ENTRIES SUPPLIED:
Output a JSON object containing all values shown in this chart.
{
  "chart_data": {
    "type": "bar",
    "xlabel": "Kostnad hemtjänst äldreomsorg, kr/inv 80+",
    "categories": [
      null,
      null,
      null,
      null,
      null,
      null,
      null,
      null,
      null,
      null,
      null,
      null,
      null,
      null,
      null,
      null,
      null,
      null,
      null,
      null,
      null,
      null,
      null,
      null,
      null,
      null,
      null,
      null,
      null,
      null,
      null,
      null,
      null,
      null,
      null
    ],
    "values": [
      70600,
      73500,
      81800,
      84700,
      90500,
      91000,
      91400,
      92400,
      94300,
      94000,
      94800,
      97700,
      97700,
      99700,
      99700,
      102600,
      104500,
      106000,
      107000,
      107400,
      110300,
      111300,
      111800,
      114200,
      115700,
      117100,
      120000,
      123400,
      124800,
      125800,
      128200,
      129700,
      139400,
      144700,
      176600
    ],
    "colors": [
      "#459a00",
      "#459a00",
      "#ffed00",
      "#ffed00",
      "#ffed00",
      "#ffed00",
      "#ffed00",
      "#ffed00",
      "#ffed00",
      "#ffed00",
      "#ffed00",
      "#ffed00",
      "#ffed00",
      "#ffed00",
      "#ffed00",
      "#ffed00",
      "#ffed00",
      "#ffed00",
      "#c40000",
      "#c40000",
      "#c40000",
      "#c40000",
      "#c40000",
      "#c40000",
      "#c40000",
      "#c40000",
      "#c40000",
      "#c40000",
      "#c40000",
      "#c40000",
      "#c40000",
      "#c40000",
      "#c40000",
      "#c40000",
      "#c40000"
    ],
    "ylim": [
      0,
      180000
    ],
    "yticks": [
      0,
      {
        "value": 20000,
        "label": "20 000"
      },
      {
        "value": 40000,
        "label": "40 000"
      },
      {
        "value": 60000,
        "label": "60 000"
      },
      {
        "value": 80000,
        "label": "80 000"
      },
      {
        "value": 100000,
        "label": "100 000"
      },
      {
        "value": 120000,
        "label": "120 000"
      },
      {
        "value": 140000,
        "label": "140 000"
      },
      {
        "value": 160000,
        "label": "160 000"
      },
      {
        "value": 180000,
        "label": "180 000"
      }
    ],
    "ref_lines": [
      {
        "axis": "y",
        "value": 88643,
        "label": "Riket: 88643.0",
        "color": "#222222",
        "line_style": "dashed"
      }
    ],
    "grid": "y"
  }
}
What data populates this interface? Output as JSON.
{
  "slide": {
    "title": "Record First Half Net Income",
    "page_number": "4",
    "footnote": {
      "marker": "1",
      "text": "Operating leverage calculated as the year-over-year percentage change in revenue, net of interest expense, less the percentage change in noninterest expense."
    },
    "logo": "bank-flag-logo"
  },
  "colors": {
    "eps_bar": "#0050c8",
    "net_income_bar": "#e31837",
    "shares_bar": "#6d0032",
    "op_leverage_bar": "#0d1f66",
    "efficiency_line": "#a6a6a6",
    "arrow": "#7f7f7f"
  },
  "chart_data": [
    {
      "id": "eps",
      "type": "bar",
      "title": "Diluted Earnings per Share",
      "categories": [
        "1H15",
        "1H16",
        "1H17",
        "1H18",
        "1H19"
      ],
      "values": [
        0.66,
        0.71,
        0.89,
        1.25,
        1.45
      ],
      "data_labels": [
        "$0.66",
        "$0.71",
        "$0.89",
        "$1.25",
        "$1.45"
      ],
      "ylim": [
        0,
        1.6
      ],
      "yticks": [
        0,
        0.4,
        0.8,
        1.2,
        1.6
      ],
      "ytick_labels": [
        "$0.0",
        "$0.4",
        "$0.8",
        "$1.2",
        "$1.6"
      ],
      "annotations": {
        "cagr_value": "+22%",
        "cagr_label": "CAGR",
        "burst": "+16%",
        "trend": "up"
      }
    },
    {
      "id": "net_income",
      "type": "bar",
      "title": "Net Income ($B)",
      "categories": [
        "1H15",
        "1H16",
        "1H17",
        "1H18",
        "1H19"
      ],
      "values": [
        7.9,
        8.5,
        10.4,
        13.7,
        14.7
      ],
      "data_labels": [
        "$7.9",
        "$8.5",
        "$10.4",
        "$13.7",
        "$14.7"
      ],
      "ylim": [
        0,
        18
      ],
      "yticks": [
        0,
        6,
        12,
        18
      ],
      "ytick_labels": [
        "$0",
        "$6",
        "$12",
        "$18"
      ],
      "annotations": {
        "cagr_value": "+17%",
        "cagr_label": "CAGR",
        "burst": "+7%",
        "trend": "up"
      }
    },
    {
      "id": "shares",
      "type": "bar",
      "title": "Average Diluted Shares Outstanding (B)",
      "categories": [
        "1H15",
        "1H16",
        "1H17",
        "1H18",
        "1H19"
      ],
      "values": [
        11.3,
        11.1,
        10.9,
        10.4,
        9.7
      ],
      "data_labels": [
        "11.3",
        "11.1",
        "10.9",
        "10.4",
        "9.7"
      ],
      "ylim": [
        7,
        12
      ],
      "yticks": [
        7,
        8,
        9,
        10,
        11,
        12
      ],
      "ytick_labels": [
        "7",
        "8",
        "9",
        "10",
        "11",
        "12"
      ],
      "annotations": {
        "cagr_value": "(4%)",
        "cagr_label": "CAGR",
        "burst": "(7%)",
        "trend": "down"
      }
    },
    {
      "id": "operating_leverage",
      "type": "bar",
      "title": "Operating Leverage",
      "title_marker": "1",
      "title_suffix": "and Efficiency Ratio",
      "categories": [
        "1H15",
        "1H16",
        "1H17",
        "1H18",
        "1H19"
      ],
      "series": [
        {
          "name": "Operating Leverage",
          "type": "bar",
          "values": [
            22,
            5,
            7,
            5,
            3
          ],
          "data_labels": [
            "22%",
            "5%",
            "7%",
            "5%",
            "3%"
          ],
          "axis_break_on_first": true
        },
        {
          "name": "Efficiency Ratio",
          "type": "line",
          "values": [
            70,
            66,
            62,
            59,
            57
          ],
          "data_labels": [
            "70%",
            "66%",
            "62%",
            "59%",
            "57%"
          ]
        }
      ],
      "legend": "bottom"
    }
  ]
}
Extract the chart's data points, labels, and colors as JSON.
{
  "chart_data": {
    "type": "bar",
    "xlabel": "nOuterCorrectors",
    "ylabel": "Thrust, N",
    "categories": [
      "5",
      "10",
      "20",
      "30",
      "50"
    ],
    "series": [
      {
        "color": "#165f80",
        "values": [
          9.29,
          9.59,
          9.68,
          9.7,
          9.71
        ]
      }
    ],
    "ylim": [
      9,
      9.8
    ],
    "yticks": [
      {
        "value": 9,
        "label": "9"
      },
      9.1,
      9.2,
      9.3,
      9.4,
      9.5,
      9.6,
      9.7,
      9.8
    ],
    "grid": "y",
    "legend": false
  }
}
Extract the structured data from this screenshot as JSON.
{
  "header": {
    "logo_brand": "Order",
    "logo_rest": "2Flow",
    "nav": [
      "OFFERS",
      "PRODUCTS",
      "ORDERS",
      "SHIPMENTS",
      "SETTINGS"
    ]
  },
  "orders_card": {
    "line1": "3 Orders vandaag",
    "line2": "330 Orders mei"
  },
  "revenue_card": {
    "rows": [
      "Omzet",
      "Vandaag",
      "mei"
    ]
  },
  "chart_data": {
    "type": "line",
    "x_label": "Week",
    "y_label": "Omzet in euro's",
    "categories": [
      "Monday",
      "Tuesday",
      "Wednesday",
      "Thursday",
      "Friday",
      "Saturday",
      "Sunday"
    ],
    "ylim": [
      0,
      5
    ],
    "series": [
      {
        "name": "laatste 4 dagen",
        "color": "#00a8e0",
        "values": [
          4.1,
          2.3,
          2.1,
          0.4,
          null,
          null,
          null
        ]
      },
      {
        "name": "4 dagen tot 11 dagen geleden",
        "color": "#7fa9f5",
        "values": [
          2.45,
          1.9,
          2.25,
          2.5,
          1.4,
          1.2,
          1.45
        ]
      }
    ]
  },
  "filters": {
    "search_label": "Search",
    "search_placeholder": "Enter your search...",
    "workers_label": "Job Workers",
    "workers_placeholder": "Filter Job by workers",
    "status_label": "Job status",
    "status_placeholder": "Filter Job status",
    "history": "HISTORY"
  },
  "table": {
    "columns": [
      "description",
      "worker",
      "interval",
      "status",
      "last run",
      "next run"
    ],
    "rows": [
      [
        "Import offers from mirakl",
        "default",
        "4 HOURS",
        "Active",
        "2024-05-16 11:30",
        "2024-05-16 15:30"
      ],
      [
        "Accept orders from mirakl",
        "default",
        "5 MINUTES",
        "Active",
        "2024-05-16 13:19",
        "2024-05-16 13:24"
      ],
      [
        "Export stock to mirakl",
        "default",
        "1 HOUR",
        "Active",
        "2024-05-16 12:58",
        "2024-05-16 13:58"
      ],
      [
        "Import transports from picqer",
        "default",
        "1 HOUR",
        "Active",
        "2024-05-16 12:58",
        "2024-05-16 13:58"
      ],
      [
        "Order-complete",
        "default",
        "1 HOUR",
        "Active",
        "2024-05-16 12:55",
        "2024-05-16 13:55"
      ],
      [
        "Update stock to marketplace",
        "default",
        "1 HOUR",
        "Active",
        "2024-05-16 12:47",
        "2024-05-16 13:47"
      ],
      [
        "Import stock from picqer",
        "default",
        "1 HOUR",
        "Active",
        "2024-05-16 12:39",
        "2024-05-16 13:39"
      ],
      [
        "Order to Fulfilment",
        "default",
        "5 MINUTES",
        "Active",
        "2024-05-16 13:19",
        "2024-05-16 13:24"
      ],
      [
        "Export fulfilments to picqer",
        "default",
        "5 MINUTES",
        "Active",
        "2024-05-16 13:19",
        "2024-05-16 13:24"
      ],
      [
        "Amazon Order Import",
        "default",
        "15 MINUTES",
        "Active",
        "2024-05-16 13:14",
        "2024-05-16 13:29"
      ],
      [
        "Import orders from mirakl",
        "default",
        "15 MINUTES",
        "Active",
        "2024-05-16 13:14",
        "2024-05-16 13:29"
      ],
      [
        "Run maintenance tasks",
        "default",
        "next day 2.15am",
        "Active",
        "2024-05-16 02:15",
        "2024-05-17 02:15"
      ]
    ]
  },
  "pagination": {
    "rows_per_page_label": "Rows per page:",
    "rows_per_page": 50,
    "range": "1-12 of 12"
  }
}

WRITTEN PROBLEM: Search the data for the string "Ratio". List each line that has it.

EXERCISE SOLUTION:
      "title_suffix": "and Efficiency Ratio",
          "name": "Efficiency Ratio",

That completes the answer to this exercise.